* [The task]:
Could you write out the records below exactly as they appear?
——————————
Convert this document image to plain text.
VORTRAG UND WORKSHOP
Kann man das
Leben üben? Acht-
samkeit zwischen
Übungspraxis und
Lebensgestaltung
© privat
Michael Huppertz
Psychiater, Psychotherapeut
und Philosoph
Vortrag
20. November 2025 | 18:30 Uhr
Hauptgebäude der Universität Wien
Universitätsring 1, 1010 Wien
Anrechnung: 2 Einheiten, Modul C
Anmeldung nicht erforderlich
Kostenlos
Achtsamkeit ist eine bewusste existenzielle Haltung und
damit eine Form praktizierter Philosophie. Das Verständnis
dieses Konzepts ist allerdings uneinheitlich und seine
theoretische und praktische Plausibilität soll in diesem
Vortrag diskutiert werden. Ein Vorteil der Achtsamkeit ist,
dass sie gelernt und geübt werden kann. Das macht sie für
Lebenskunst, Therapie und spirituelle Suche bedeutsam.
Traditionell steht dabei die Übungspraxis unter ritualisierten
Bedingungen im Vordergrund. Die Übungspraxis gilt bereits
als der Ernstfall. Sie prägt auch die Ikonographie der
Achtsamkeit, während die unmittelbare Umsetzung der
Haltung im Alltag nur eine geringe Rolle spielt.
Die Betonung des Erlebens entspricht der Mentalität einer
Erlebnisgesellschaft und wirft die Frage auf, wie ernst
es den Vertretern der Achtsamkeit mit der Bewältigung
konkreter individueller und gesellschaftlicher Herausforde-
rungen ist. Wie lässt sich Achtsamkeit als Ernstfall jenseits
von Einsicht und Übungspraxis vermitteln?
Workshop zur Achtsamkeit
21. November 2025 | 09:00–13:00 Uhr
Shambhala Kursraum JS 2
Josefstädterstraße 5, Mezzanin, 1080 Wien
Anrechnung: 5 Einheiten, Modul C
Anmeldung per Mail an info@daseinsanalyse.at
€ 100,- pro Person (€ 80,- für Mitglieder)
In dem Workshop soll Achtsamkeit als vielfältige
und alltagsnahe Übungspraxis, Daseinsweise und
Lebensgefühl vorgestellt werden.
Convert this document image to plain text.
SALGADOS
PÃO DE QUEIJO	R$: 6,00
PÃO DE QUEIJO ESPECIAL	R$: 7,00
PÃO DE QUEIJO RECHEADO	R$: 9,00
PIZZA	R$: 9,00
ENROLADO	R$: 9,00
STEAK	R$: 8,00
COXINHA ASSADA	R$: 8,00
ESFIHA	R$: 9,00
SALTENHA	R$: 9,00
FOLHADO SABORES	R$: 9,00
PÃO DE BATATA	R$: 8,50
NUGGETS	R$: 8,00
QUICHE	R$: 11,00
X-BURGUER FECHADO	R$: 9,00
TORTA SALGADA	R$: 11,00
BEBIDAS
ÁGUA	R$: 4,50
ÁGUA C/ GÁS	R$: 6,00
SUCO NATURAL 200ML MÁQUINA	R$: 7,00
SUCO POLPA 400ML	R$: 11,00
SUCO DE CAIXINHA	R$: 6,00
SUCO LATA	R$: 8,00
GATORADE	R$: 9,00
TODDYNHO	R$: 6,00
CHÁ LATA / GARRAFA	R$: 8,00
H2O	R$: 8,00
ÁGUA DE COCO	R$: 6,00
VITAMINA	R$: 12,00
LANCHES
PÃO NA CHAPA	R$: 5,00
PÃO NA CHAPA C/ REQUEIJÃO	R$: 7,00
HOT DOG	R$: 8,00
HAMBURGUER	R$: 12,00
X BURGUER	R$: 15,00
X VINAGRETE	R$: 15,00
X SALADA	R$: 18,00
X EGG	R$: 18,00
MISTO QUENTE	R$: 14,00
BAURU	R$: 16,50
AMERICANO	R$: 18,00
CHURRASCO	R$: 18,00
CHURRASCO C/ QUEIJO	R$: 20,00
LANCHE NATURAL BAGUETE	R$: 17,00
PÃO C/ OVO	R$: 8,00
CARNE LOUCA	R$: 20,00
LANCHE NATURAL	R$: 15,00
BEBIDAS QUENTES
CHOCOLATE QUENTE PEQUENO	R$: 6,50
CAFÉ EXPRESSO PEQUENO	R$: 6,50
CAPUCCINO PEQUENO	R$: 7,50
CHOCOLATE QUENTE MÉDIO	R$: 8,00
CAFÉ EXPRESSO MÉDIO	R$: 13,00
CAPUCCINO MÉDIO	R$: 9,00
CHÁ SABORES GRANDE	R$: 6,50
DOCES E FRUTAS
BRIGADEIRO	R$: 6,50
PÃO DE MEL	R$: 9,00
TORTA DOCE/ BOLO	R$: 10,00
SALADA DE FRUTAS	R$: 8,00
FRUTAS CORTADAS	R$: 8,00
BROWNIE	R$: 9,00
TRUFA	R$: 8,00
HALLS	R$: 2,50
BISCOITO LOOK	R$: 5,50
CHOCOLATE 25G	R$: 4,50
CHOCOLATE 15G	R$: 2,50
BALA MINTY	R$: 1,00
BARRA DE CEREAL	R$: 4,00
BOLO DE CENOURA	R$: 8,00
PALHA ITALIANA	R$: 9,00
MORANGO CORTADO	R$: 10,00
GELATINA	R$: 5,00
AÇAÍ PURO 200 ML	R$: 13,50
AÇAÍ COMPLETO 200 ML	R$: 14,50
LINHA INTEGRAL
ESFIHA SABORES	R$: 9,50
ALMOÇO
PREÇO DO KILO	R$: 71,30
——————————
* [Exercise answer]:
Convert this document image to plain text.
VORTRAG UND WORKSHOP
Kann man das
Leben üben? Acht-
samkeit zwischen
Übungspraxis und
Lebensgestaltung
© privat
Michael Huppertz
Psychiater, Psychotherapeut
und Philosoph
Vortrag
20. November 2025 | 18:30 Uhr
Hauptgebäude der Universität Wien
Universitätsring 1, 1010 Wien
Anrechnung: 2 Einheiten, Modul C
Anmeldung nicht erforderlich
Kostenlos
Achtsamkeit ist eine bewusste existenzielle Haltung und
damit eine Form praktizierter Philosophie. Das Verständnis
dieses Konzepts ist allerdings uneinheitlich und seine
theoretische und praktische Plausibilität soll in diesem
Vortrag diskutiert werden. Ein Vorteil der Achtsamkeit ist,
dass sie gelernt und geübt werden kann. Das macht sie für
Lebenskunst, Therapie und spirituelle Suche bedeutsam.
Traditionell steht dabei die Übungspraxis unter ritualisierten
Bedingungen im Vordergrund. Die Übungspraxis gilt bereits
als der Ernstfall. Sie prägt auch die Ikonographie der
Achtsamkeit, während die unmittelbare Umsetzung der
Haltung im Alltag nur eine geringe Rolle spielt.
Die Betonung des Erlebens entspricht der Mentalität einer
Erlebnisgesellschaft und wirft die Frage auf, wie ernst
es den Vertretern der Achtsamkeit mit der Bewältigung
konkreter individueller und gesellschaftlicher Herausforde-
rungen ist. Wie lässt sich Achtsamkeit als Ernstfall jenseits
von Einsicht und Übungspraxis vermitteln?
Workshop zur Achtsamkeit
21. November 2025 | 09:00–13:00 Uhr
Shambhala Kursraum JS 2
Josefstädterstraße 5, Mezzanin, 1080 Wien
Anrechnung: 5 Einheiten, Modul C
Anmeldung per Mail an info@daseinsanalyse.at
€ 100,- pro Person (€ 80,- für Mitglieder)
In dem Workshop soll Achtsamkeit als vielfältige
und alltagsnahe Übungspraxis, Daseinsweise und
Lebensgefühl vorgestellt werden.
Convert this document image to plain text.
SALGADOS
PÃO DE QUEIJO	R$: 6,00
PÃO DE QUEIJO ESPECIAL	R$: 7,00
PÃO DE QUEIJO RECHEADO	R$: 9,00
PIZZA	R$: 9,00
ENROLADO	R$: 9,00
STEAK	R$: 8,00
COXINHA ASSADA	R$: 8,00
ESFIHA	R$: 9,00
SALTENHA	R$: 9,00
FOLHADO SABORES	R$: 9,00
PÃO DE BATATA	R$: 8,50
NUGGETS	R$: 8,00
QUICHE	R$: 11,00
X-BURGUER FECHADO	R$: 9,00
TORTA SALGADA	R$: 11,00
BEBIDAS
ÁGUA	R$: 4,50
ÁGUA C/ GÁS	R$: 6,00
SUCO NATURAL 200ML MÁQUINA	R$: 7,00
SUCO POLPA 400ML	R$: 11,00
SUCO DE CAIXINHA	R$: 6,00
SUCO LATA	R$: 8,00
GATORADE	R$: 9,00
TODDYNHO	R$: 6,00
CHÁ LATA / GARRAFA	R$: 8,00
H2O	R$: 8,00
ÁGUA DE COCO	R$: 6,00
VITAMINA	R$: 12,00
LANCHES
PÃO NA CHAPA	R$: 5,00
PÃO NA CHAPA C/ REQUEIJÃO	R$: 7,00
HOT DOG	R$: 8,00
HAMBURGUER	R$: 12,00
X BURGUER	R$: 15,00
X VINAGRETE	R$: 15,00
X SALADA	R$: 18,00
X EGG	R$: 18,00
MISTO QUENTE	R$: 14,00
BAURU	R$: 16,50
AMERICANO	R$: 18,00
CHURRASCO	R$: 18,00
CHURRASCO C/ QUEIJO	R$: 20,00
LANCHE NATURAL BAGUETE	R$: 17,00
PÃO C/ OVO	R$: 8,00
CARNE LOUCA	R$: 20,00
LANCHE NATURAL	R$: 15,00
BEBIDAS QUENTES
CHOCOLATE QUENTE PEQUENO	R$: 6,50
CAFÉ EXPRESSO PEQUENO	R$: 6,50
CAPUCCINO PEQUENO	R$: 7,50
CHOCOLATE QUENTE MÉDIO	R$: 8,00
CAFÉ EXPRESSO MÉDIO	R$: 13,00
CAPUCCINO MÉDIO	R$: 9,00
CHÁ SABORES GRANDE	R$: 6,50
DOCES E FRUTAS
BRIGADEIRO	R$: 6,50
PÃO DE MEL	R$: 9,00
TORTA DOCE/ BOLO	R$: 10,00
SALADA DE FRUTAS	R$: 8,00
FRUTAS CORTADAS	R$: 8,00
BROWNIE	R$: 9,00
TRUFA	R$: 8,00
HALLS	R$: 2,50
BISCOITO LOOK	R$: 5,50
CHOCOLATE 25G	R$: 4,50
CHOCOLATE 15G	R$: 2,50
BALA MINTY	R$: 1,00
BARRA DE CEREAL	R$: 4,00
BOLO DE CENOURA	R$: 8,00
PALHA ITALIANA	R$: 9,00
MORANGO CORTADO	R$: 10,00
GELATINA	R$: 5,00
AÇAÍ PURO 200 ML	R$: 13,50
AÇAÍ COMPLETO 200 ML	R$: 14,50
LINHA INTEGRAL
ESFIHA SABORES	R$: 9,50
ALMOÇO
PREÇO DO KILO	R$: 71,30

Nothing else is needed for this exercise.